What follows are records. Restate all of them word for word.
>> start Recorded information
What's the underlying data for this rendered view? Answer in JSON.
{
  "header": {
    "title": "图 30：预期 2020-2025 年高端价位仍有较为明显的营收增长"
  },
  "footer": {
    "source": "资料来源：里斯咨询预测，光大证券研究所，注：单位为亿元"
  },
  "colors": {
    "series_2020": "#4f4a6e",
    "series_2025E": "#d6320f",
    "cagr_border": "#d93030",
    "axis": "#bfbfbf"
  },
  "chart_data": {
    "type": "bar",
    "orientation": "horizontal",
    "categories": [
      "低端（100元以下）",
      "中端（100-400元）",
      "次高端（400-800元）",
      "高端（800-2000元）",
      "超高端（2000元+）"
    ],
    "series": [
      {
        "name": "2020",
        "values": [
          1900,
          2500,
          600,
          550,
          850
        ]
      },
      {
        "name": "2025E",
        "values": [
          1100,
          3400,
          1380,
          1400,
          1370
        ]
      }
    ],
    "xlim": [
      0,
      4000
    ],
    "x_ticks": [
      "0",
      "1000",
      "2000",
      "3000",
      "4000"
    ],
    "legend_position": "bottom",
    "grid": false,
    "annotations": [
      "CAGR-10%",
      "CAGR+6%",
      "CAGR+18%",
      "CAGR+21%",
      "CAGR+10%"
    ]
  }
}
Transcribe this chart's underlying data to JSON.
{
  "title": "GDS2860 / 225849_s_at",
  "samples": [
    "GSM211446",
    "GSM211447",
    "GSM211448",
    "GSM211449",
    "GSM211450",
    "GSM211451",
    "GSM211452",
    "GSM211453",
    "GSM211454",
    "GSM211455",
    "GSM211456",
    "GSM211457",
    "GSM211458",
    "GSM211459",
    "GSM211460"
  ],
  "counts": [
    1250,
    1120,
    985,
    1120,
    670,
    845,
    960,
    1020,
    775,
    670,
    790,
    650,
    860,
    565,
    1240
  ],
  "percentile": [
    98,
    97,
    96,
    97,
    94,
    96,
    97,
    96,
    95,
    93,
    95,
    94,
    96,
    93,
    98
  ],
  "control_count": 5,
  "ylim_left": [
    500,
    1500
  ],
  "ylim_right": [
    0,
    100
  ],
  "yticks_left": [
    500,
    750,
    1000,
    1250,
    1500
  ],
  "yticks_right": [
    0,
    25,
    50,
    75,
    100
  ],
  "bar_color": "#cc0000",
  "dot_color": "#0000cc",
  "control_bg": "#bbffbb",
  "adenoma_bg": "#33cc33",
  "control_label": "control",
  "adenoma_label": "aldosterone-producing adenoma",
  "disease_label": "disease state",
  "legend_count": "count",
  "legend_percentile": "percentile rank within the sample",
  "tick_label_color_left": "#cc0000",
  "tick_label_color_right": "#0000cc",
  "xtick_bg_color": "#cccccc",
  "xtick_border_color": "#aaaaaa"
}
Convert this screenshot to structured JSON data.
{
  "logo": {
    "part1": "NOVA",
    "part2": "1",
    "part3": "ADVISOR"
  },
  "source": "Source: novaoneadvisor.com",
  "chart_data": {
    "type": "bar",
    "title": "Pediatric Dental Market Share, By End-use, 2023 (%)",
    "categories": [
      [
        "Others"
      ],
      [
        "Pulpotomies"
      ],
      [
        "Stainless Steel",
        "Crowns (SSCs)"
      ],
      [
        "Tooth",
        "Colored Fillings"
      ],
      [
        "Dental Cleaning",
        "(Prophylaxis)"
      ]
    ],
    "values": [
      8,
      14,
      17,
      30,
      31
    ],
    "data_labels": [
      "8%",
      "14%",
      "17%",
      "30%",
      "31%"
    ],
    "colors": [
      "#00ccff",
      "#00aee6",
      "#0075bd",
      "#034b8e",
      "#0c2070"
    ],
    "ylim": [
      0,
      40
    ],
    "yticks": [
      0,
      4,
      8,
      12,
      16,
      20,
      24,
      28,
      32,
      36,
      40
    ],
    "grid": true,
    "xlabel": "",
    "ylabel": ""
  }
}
>> end Recorded information
- **Output for this exercise**:
What's the underlying data for this rendered view? Answer in JSON.
{
  "header": {
    "title": "图 30：预期 2020-2025 年高端价位仍有较为明显的营收增长"
  },
  "footer": {
    "source": "资料来源：里斯咨询预测，光大证券研究所，注：单位为亿元"
  },
  "colors": {
    "series_2020": "#4f4a6e",
    "series_2025E": "#d6320f",
    "cagr_border": "#d93030",
    "axis": "#bfbfbf"
  },
  "chart_data": {
    "type": "bar",
    "orientation": "horizontal",
    "categories": [
      "低端（100元以下）",
      "中端（100-400元）",
      "次高端（400-800元）",
      "高端（800-2000元）",
      "超高端（2000元+）"
    ],
    "series": [
      {
        "name": "2020",
        "values": [
          1900,
          2500,
          600,
          550,
          850
        ]
      },
      {
        "name": "2025E",
        "values": [
          1100,
          3400,
          1380,
          1400,
          1370
        ]
      }
    ],
    "xlim": [
      0,
      4000
    ],
    "x_ticks": [
      "0",
      "1000",
      "2000",
      "3000",
      "4000"
    ],
    "legend_position": "bottom",
    "grid": false,
    "annotations": [
      "CAGR-10%",
      "CAGR+6%",
      "CAGR+18%",
      "CAGR+21%",
      "CAGR+10%"
    ]
  }
}
Transcribe this chart's underlying data to JSON.
{
  "title": "GDS2860 / 225849_s_at",
  "samples": [
    "GSM211446",
    "GSM211447",
    "GSM211448",
    "GSM211449",
    "GSM211450",
    "GSM211451",
    "GSM211452",
    "GSM211453",
    "GSM211454",
    "GSM211455",
    "GSM211456",
    "GSM211457",
    "GSM211458",
    "GSM211459",
    "GSM211460"
  ],
  "counts": [
    1250,
    1120,
    985,
    1120,
    670,
    845,
    960,
    1020,
    775,
    670,
    790,
    650,
    860,
    565,
    1240
  ],
  "percentile": [
    98,
    97,
    96,
    97,
    94,
    96,
    97,
    96,
    95,
    93,
    95,
    94,
    96,
    93,
    98
  ],
  "control_count": 5,
  "ylim_left": [
    500,
    1500
  ],
  "ylim_right": [
    0,
    100
  ],
  "yticks_left": [
    500,
    750,
    1000,
    1250,
    1500
  ],
  "yticks_right": [
    0,
    25,
    50,
    75,
    100
  ],
  "bar_color": "#cc0000",
  "dot_color": "#0000cc",
  "control_bg": "#bbffbb",
  "adenoma_bg": "#33cc33",
  "control_label": "control",
  "adenoma_label": "aldosterone-producing adenoma",
  "disease_label": "disease state",
  "legend_count": "count",
  "legend_percentile": "percentile rank within the sample",
  "tick_label_color_left": "#cc0000",
  "tick_label_color_right": "#0000cc",
  "xtick_bg_color": "#cccccc",
  "xtick_border_color": "#aaaaaa"
}
Convert this screenshot to structured JSON data.
{
  "logo": {
    "part1": "NOVA",
    "part2": "1",
    "part3": "ADVISOR"
  },
  "source": "Source: novaoneadvisor.com",
  "chart_data": {
    "type": "bar",
    "title": "Pediatric Dental Market Share, By End-use, 2023 (%)",
    "categories": [
      [
        "Others"
      ],
      [
        "Pulpotomies"
      ],
      [
        "Stainless Steel",
        "Crowns (SSCs)"
      ],
      [
        "Tooth",
        "Colored Fillings"
      ],
      [
        "Dental Cleaning",
        "(Prophylaxis)"
      ]
    ],
    "values": [
      8,
      14,
      17,
      30,
      31
    ],
    "data_labels": [
      "8%",
      "14%",
      "17%",
      "30%",
      "31%"
    ],
    "colors": [
      "#00ccff",
      "#00aee6",
      "#0075bd",
      "#034b8e",
      "#0c2070"
    ],
    "ylim": [
      0,
      40
    ],
    "yticks": [
      0,
      4,
      8,
      12,
      16,
      20,
      24,
      28,
      32,
      36,
      40
    ],
    "grid": true,
    "xlabel": "",
    "ylabel": ""
  }
}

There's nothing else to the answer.